=== THE REQUEST ===
Where a line contains the word "true", copy that line in full.

=== ENTRIES SUPPLIED ===
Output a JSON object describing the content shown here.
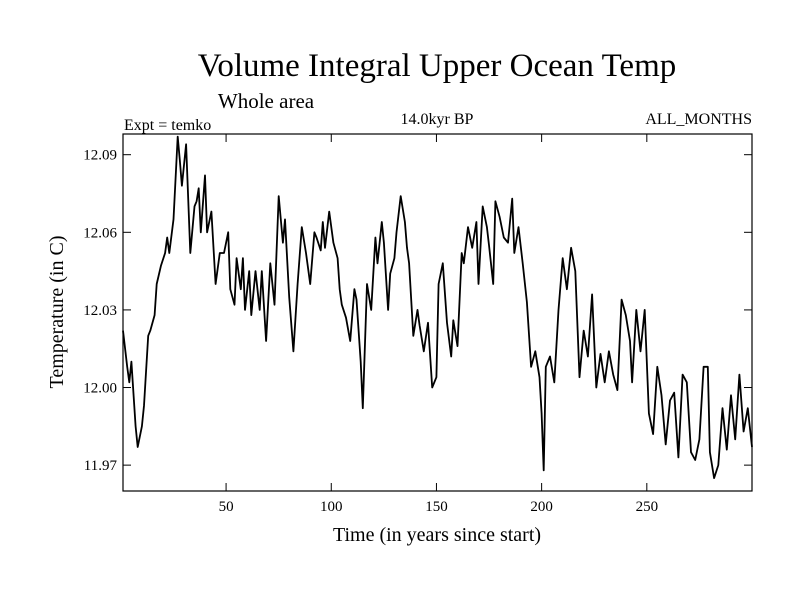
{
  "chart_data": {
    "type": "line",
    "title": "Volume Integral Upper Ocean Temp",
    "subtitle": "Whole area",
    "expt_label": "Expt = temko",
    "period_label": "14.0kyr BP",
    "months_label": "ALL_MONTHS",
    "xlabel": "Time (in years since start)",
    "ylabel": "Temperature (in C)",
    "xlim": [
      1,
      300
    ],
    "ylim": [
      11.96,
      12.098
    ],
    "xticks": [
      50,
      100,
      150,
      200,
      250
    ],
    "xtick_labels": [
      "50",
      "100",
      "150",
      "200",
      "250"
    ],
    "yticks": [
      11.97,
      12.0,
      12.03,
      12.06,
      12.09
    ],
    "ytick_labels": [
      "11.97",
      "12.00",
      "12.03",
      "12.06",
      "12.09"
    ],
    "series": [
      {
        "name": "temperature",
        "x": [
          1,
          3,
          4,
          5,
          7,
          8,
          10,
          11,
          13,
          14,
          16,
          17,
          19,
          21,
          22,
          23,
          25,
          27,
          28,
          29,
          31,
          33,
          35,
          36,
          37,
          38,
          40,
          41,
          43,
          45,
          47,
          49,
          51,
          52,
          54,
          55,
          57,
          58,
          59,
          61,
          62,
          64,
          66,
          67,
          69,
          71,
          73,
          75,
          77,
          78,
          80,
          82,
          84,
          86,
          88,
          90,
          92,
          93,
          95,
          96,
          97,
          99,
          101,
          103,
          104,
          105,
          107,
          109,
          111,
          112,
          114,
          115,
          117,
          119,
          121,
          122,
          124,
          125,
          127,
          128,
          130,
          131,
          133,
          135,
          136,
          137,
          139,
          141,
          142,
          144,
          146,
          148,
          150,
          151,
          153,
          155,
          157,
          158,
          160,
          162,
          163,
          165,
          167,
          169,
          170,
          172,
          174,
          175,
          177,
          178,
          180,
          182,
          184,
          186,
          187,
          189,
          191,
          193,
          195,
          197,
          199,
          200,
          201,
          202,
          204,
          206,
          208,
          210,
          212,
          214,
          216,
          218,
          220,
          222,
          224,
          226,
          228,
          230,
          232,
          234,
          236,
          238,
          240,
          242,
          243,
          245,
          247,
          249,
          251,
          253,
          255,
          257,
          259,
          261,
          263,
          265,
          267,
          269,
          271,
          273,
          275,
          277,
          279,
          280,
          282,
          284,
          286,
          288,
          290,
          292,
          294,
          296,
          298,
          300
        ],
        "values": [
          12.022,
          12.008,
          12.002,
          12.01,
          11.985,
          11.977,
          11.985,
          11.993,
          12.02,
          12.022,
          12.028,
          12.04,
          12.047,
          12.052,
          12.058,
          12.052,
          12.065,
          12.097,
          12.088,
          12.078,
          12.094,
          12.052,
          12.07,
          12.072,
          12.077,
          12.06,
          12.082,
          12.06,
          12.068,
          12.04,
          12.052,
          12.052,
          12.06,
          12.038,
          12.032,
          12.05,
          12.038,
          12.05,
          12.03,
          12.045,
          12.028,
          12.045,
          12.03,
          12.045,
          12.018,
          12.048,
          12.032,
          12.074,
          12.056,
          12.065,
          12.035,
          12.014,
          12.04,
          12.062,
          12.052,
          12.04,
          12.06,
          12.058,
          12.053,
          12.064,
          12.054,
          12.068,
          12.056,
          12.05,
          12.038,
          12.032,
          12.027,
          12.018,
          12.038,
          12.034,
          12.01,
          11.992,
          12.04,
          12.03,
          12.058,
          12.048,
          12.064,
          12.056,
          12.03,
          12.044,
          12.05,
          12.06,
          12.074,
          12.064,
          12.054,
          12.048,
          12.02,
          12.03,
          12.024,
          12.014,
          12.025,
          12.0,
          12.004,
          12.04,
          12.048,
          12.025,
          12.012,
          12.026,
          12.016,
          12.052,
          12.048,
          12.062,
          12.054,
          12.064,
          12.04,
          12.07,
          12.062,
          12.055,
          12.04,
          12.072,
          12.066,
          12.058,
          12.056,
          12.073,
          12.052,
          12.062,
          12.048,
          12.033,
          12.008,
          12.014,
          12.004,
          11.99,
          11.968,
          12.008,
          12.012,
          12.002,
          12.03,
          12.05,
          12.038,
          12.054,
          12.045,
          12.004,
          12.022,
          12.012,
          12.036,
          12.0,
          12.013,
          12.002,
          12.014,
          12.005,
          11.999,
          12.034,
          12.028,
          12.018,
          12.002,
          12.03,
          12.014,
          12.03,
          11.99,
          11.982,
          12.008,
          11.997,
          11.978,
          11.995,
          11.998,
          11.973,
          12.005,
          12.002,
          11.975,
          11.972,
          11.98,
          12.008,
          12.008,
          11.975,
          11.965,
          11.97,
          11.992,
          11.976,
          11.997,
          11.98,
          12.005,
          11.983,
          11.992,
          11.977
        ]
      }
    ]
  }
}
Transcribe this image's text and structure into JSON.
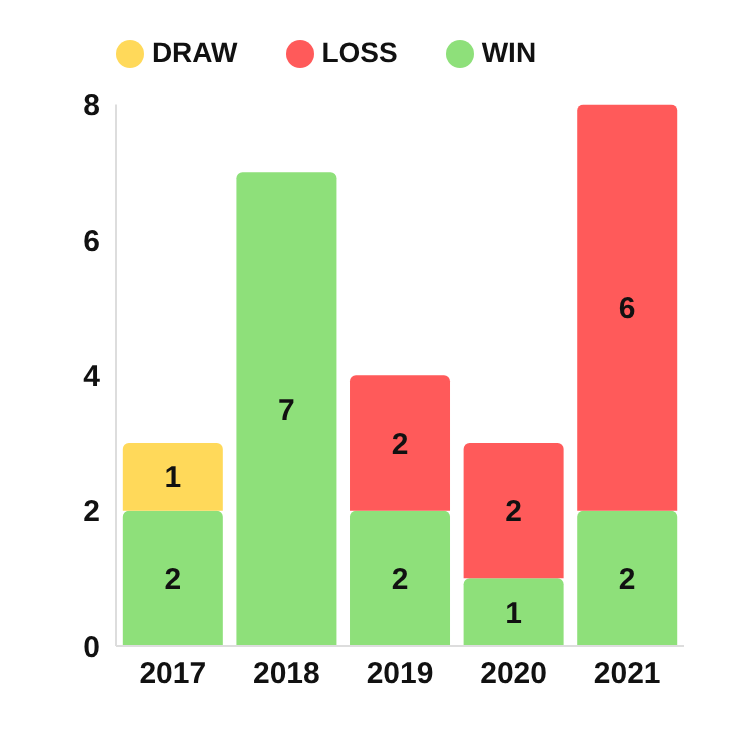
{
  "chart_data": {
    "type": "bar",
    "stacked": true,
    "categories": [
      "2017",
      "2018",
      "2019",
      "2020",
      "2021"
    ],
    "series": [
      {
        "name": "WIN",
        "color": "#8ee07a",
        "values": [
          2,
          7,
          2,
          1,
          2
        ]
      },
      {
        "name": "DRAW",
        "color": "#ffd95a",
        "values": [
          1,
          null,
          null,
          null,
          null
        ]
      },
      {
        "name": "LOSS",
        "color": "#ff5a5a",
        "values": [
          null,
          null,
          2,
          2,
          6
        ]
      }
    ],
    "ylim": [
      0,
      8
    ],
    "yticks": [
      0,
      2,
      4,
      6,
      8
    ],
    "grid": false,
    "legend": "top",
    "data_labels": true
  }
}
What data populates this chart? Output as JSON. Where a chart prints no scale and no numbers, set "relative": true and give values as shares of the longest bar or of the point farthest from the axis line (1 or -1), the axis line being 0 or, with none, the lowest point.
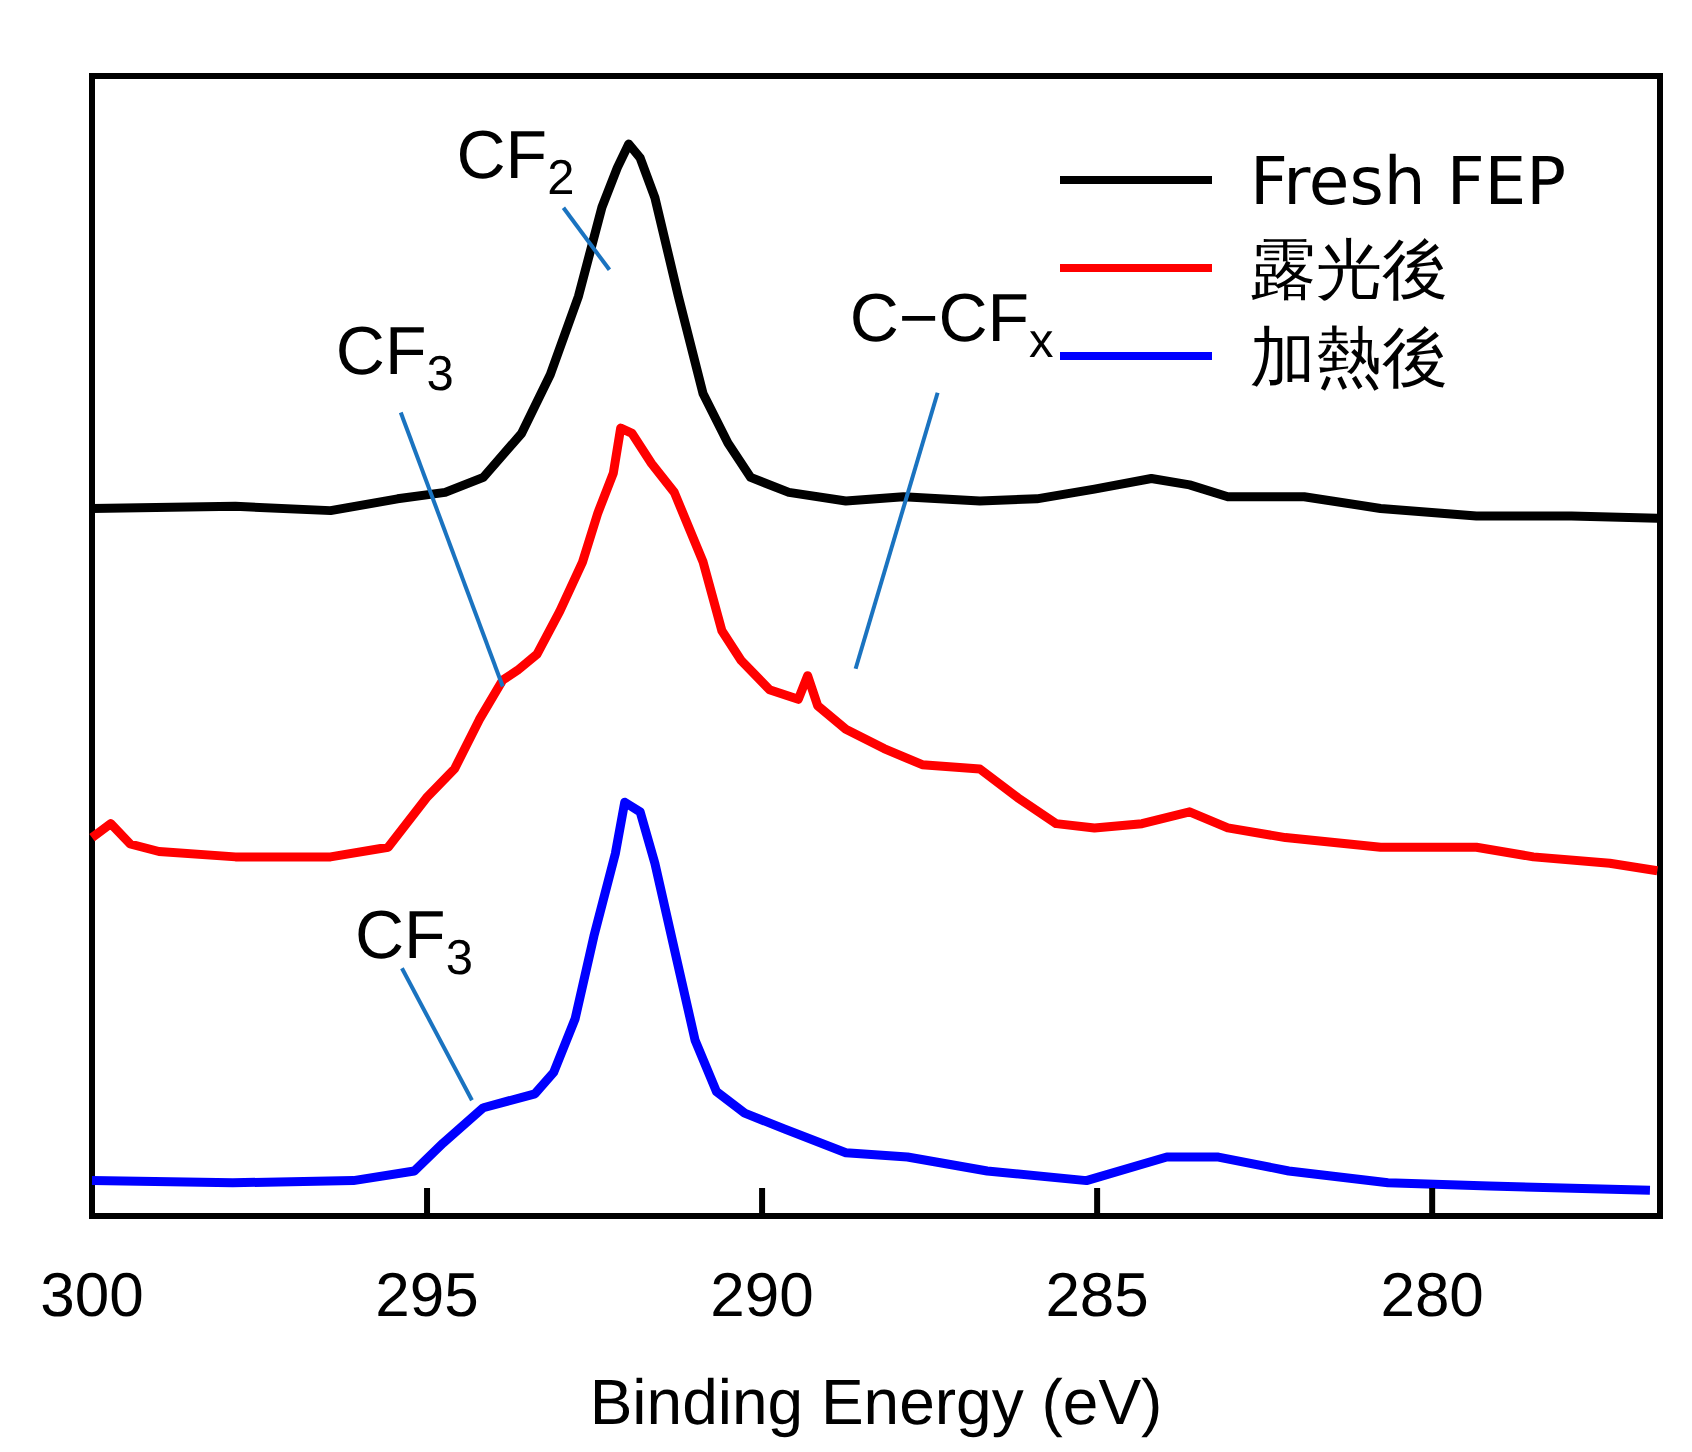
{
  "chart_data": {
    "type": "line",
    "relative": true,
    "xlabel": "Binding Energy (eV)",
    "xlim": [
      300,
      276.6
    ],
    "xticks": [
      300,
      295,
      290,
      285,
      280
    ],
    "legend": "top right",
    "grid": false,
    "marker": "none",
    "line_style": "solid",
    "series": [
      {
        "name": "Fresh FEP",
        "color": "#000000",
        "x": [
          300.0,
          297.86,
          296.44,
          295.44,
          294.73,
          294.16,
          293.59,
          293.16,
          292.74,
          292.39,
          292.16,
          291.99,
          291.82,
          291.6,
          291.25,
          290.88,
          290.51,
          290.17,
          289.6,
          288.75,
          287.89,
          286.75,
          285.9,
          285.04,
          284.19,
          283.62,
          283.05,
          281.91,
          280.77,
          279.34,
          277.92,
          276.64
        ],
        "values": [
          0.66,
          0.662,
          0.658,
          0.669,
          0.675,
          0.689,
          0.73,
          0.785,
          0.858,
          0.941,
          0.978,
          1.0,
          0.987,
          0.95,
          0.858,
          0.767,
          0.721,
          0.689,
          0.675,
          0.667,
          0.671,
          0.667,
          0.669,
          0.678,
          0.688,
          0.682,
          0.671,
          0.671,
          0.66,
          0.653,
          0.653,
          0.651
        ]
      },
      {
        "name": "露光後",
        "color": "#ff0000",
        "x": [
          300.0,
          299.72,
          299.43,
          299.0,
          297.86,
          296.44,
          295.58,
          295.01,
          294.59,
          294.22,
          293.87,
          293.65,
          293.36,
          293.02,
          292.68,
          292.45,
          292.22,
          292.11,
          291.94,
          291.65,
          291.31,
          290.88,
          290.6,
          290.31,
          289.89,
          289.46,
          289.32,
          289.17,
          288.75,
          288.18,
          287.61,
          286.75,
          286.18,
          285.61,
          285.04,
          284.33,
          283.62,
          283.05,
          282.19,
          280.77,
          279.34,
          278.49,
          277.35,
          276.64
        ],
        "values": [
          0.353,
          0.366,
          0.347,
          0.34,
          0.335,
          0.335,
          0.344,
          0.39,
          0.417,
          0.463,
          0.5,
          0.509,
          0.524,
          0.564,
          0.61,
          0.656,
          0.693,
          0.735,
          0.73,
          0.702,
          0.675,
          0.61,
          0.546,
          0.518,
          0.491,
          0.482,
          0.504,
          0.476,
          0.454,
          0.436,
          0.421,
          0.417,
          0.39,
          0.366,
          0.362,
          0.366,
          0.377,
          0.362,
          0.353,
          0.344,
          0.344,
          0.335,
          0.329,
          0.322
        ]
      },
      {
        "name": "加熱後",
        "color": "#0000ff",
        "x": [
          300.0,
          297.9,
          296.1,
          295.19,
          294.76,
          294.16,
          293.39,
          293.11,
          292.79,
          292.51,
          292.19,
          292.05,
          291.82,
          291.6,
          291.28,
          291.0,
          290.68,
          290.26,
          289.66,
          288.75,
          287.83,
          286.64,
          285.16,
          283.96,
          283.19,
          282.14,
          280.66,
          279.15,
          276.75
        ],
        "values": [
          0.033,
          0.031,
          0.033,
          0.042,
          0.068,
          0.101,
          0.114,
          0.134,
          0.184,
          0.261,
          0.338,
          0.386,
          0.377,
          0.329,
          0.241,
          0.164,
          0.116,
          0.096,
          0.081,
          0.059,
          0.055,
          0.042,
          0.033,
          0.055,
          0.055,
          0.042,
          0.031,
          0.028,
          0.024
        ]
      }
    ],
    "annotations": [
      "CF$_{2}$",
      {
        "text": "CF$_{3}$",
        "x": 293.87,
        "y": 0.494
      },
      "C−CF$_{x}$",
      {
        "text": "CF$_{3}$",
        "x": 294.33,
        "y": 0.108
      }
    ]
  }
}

=== ANSWER TO THE PROBLEM ===
    "stacked": true,
    "data_labels": true
What data populates this chart? Output as JSON. Where a chart prints no scale and no numbers, set "relative": true and give values as shares of the longest bar or of the point farthest from the axis line (1 or -1), the axis line being 0 or, with none, the lowest point.
    "relative": true,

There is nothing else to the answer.